— Exercise objective —
Identify all lines in the listing that include the word "wolnostojąca", and copy them out.

— The data —
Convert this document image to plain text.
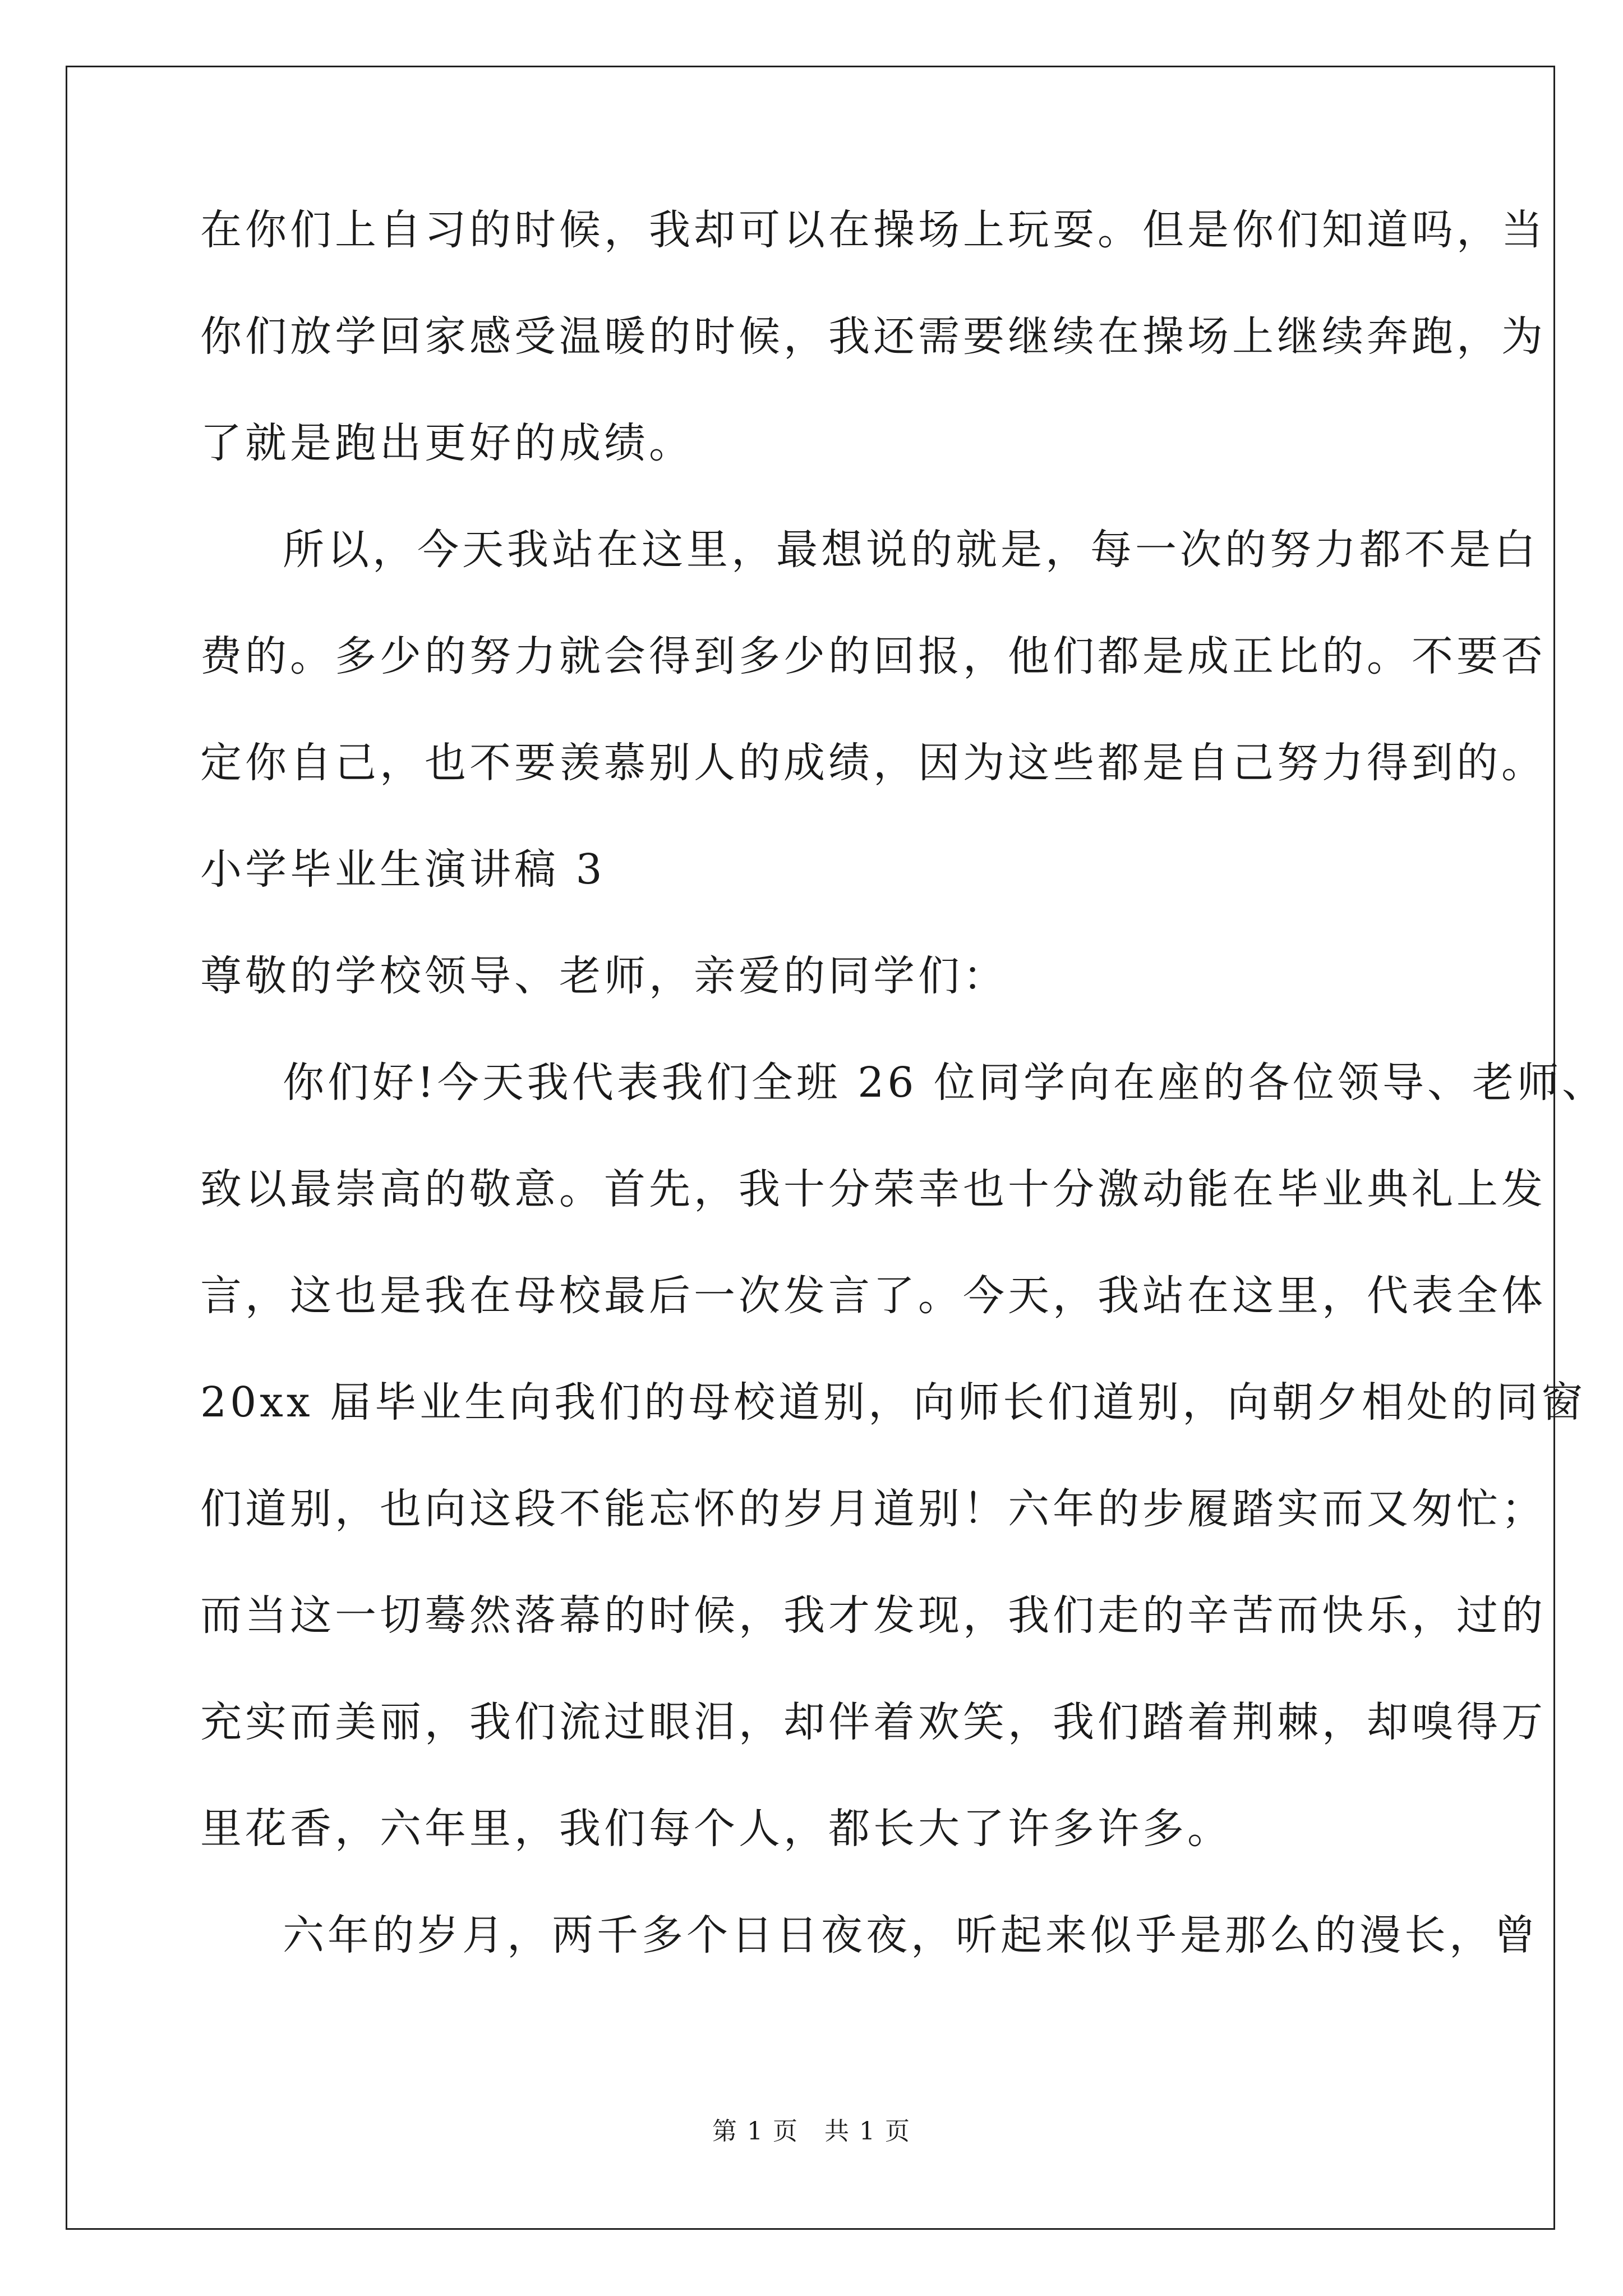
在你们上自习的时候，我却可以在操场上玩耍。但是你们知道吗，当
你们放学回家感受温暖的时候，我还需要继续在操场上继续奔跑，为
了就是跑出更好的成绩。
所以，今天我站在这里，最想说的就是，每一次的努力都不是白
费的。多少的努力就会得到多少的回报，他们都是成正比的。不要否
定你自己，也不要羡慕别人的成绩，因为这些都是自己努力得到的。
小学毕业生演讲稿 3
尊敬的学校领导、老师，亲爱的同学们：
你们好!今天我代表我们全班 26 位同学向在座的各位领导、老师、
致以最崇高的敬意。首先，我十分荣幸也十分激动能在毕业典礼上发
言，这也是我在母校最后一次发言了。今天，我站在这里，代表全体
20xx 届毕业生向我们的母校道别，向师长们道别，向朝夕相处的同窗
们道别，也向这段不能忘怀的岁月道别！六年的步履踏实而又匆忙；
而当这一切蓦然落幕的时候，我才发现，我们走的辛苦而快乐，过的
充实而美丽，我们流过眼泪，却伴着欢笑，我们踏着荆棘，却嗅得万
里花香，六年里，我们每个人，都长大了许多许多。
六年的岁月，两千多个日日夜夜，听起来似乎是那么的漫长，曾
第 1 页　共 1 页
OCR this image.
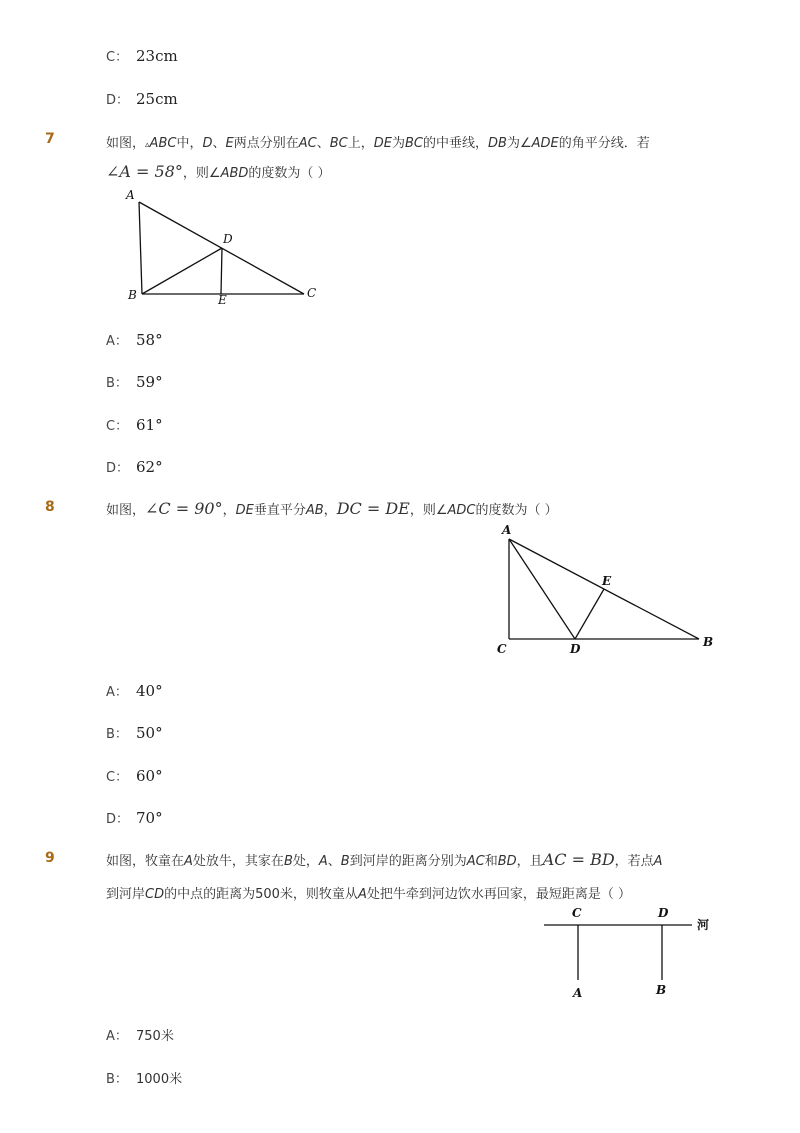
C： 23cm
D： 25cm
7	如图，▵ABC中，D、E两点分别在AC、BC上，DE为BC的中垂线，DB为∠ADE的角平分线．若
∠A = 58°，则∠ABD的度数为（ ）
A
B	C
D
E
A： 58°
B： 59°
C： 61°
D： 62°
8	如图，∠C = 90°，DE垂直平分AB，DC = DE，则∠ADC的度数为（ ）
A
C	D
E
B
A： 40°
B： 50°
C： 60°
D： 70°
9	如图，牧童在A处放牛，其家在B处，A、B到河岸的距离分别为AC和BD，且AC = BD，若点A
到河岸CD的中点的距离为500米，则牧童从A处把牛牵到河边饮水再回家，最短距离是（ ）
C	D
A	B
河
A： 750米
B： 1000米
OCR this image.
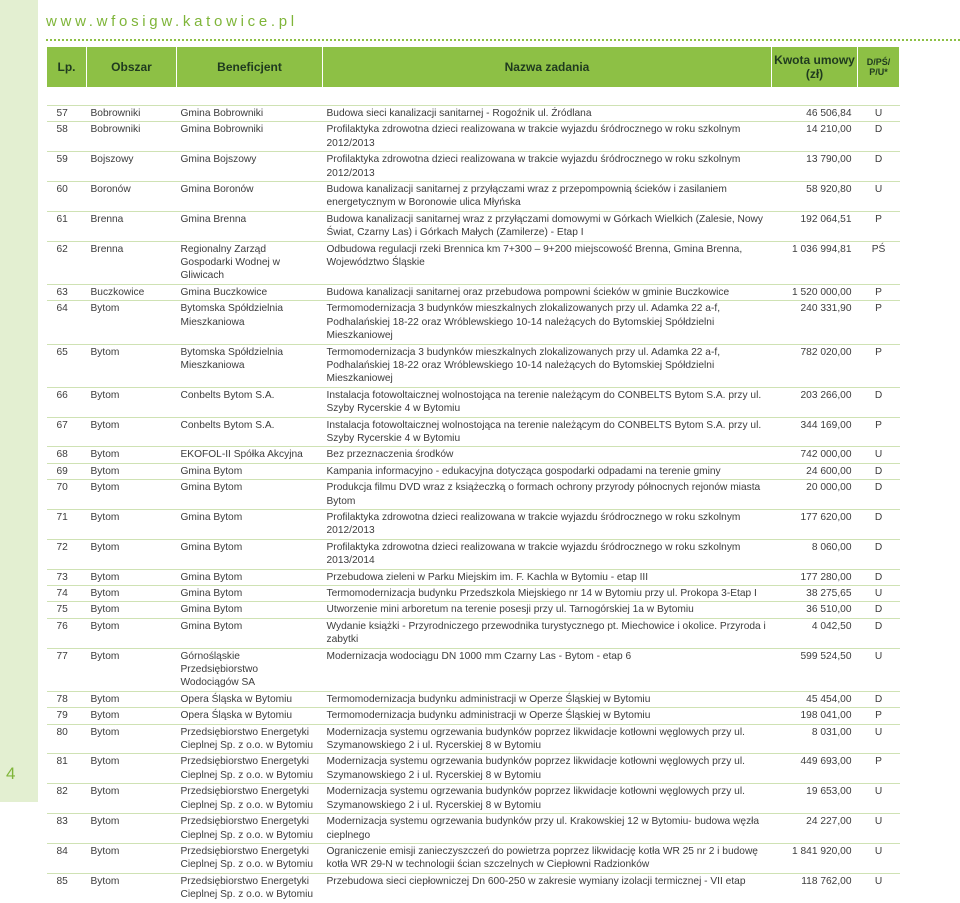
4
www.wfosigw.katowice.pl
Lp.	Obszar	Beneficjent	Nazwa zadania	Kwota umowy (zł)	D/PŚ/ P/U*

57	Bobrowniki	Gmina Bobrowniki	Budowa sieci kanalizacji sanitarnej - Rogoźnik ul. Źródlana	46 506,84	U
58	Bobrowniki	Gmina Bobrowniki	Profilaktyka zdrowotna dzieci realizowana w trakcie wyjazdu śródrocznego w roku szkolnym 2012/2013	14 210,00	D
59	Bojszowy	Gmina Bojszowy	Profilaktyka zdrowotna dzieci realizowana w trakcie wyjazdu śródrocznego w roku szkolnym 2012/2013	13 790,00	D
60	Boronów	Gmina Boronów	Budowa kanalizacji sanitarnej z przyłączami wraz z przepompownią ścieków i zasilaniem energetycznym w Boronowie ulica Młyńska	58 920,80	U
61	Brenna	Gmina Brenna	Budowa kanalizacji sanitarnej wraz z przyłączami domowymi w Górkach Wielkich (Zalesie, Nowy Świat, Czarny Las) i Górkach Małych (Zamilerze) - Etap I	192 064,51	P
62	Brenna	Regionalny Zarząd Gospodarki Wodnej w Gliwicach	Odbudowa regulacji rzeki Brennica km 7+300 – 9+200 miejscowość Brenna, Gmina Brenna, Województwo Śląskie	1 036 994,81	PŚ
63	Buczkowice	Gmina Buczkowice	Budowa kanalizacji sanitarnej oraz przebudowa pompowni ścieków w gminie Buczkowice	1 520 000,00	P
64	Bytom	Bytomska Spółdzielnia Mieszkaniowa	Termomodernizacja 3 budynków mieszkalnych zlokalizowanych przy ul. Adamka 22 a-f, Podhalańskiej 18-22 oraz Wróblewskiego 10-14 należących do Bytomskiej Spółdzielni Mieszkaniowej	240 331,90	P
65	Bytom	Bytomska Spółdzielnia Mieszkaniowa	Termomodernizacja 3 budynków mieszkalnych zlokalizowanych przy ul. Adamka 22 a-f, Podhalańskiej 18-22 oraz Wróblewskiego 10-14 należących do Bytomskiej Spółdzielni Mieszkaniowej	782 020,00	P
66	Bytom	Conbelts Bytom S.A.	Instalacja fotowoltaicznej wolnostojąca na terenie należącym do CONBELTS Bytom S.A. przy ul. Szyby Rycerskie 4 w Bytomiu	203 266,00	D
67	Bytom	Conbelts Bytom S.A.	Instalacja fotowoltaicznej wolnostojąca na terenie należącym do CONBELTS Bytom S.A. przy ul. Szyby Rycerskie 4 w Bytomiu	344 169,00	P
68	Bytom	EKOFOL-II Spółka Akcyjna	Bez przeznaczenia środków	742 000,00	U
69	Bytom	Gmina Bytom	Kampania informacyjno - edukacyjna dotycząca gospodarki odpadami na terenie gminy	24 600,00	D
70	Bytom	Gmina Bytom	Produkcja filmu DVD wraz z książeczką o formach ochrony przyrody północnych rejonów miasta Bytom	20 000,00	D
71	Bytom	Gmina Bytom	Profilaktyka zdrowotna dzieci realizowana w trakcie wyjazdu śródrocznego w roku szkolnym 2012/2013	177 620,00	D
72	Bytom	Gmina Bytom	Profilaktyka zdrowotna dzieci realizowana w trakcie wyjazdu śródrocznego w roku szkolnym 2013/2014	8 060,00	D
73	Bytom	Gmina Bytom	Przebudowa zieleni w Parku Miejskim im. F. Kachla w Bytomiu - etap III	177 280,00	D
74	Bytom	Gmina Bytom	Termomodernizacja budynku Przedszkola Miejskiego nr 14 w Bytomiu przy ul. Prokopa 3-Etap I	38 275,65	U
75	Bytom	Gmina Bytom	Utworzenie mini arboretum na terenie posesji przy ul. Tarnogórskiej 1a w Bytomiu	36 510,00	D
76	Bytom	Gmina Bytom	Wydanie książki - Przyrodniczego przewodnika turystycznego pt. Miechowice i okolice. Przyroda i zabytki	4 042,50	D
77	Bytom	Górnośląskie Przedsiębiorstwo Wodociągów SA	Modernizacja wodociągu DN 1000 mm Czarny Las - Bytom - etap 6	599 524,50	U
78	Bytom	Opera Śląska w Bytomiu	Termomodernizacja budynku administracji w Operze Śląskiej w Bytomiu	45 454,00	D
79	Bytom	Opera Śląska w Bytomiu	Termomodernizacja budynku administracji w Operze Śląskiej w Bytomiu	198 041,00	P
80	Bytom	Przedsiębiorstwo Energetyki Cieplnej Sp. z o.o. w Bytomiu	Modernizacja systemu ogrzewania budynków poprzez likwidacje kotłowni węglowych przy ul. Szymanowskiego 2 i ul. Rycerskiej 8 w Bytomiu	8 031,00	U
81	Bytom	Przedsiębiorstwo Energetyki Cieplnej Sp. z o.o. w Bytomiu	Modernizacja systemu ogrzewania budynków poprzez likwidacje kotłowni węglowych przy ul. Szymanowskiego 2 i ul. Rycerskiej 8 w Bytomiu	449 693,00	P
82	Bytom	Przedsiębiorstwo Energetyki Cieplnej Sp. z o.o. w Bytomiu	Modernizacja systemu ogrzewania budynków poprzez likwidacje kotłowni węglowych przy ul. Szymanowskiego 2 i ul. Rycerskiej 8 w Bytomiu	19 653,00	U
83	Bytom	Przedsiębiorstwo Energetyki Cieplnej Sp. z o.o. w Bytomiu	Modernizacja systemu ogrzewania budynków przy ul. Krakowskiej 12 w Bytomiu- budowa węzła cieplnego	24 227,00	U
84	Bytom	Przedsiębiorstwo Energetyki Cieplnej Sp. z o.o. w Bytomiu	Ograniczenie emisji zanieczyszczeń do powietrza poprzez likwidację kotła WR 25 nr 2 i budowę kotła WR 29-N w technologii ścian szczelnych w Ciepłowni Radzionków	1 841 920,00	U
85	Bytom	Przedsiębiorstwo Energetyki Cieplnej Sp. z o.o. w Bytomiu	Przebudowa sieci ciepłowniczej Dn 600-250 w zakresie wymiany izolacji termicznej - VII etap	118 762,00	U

— Exercise answer —
66	Bytom	Conbelts Bytom S.A.	Instalacja fotowoltaicznej wolnostojąca na terenie należącym do CONBELTS Bytom S.A. przy ul. Szyby Rycerskie 4 w Bytomiu	203 266,00	D
67	Bytom	Conbelts Bytom S.A.	Instalacja fotowoltaicznej wolnostojąca na terenie należącym do CONBELTS Bytom S.A. przy ul. Szyby Rycerskie 4 w Bytomiu	344 169,00	P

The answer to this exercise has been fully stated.